--- WHAT THE TASK ASKS ---
Set down the records word for word, everything from the very start down to and including the line containing "data-point bbox=[834, 720, 855, 741]".

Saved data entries
Begin

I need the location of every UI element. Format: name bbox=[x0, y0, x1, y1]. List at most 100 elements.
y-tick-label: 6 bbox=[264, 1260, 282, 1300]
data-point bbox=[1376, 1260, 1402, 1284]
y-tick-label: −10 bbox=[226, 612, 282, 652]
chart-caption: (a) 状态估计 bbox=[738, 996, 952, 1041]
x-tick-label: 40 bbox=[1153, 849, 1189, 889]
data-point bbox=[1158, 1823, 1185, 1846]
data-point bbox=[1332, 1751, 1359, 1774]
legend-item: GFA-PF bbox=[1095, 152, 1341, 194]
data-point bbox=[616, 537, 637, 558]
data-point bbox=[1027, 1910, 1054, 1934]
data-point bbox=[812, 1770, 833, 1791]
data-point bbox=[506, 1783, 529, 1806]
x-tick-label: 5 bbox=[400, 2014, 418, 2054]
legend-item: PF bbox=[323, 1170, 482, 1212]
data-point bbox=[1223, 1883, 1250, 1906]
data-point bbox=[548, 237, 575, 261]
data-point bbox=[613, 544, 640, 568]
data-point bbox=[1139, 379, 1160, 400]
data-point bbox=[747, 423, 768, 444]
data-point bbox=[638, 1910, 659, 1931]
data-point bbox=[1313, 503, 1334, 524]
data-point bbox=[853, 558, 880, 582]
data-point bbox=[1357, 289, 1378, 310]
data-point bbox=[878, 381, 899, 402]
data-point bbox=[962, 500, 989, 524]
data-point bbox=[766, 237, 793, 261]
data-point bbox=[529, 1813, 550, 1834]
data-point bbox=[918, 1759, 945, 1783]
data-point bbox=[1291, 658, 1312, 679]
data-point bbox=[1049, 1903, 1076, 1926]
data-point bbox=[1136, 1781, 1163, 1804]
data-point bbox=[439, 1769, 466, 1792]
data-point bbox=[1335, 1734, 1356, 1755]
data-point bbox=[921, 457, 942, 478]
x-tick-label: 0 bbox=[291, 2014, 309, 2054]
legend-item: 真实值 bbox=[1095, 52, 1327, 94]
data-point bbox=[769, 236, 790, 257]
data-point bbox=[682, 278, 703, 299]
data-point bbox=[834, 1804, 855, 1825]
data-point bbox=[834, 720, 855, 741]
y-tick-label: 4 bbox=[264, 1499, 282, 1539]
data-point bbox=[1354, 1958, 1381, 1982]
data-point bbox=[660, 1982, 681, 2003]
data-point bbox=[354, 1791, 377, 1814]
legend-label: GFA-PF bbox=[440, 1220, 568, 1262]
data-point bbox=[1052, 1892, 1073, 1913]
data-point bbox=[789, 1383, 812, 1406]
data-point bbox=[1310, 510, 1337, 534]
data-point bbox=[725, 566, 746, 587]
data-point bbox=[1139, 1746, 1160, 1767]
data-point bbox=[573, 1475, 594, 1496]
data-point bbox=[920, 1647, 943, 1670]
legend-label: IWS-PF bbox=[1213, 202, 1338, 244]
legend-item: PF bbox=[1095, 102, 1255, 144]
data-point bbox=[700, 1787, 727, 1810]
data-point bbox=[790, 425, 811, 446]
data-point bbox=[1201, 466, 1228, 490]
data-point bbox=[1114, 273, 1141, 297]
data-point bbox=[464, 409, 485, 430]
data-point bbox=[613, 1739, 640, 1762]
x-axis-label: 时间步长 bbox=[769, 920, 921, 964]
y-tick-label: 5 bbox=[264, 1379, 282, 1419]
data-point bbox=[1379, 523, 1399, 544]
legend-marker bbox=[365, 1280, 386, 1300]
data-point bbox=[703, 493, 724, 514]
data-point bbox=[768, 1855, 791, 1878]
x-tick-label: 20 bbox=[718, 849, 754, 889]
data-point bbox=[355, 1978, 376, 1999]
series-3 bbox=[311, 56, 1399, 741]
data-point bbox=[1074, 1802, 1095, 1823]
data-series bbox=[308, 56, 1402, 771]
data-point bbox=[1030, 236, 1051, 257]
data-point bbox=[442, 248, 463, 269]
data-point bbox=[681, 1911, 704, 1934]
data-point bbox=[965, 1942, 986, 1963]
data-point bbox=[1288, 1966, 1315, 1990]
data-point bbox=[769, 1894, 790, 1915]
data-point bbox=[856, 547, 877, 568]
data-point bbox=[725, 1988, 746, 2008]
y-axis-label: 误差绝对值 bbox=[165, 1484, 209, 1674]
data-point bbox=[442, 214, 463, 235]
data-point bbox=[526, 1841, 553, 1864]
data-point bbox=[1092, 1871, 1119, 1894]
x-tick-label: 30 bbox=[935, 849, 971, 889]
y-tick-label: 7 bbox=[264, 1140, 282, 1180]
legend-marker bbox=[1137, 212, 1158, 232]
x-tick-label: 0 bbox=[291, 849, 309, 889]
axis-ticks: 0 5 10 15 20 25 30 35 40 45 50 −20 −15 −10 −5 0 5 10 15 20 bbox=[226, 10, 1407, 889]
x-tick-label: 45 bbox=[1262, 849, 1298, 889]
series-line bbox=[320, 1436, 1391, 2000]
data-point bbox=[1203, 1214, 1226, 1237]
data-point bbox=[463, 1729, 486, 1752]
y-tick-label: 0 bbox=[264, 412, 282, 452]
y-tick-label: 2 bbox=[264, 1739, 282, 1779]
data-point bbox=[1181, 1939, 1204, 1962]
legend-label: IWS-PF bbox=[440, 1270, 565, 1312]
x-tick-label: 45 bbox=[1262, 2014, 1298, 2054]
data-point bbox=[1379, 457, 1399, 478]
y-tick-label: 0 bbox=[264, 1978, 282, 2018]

End

--- CORRECT ANSWER ---
I need the location of every UI element. Format: name bbox=[x0, y0, x1, y1]. List at most 100 elements.
y-tick-label: 6 bbox=[264, 1260, 282, 1300]
data-point bbox=[1376, 1260, 1402, 1284]
y-tick-label: −10 bbox=[226, 612, 282, 652]
chart-caption: (a) 状态估计 bbox=[738, 996, 952, 1041]
x-tick-label: 40 bbox=[1153, 849, 1189, 889]
data-point bbox=[1158, 1823, 1185, 1846]
data-point bbox=[1332, 1751, 1359, 1774]
legend-item: GFA-PF bbox=[1095, 152, 1341, 194]
data-point bbox=[616, 537, 637, 558]
data-point bbox=[1027, 1910, 1054, 1934]
data-point bbox=[812, 1770, 833, 1791]
data-point bbox=[506, 1783, 529, 1806]
x-tick-label: 5 bbox=[400, 2014, 418, 2054]
legend-item: PF bbox=[323, 1170, 482, 1212]
data-point bbox=[1223, 1883, 1250, 1906]
data-point bbox=[548, 237, 575, 261]
data-point bbox=[613, 544, 640, 568]
data-point bbox=[1139, 379, 1160, 400]
data-point bbox=[747, 423, 768, 444]
data-point bbox=[638, 1910, 659, 1931]
data-point bbox=[1313, 503, 1334, 524]
data-point bbox=[853, 558, 880, 582]
data-point bbox=[1357, 289, 1378, 310]
data-point bbox=[878, 381, 899, 402]
data-point bbox=[962, 500, 989, 524]
data-point bbox=[766, 237, 793, 261]
data-point bbox=[529, 1813, 550, 1834]
data-point bbox=[918, 1759, 945, 1783]
data-point bbox=[1291, 658, 1312, 679]
data-point bbox=[1049, 1903, 1076, 1926]
data-point bbox=[1136, 1781, 1163, 1804]
data-point bbox=[439, 1769, 466, 1792]
data-point bbox=[1335, 1734, 1356, 1755]
data-point bbox=[921, 457, 942, 478]
x-tick-label: 0 bbox=[291, 2014, 309, 2054]
legend-item: 真实值 bbox=[1095, 52, 1327, 94]
data-point bbox=[769, 236, 790, 257]
data-point bbox=[682, 278, 703, 299]
data-point bbox=[834, 1804, 855, 1825]
data-point bbox=[834, 720, 855, 741]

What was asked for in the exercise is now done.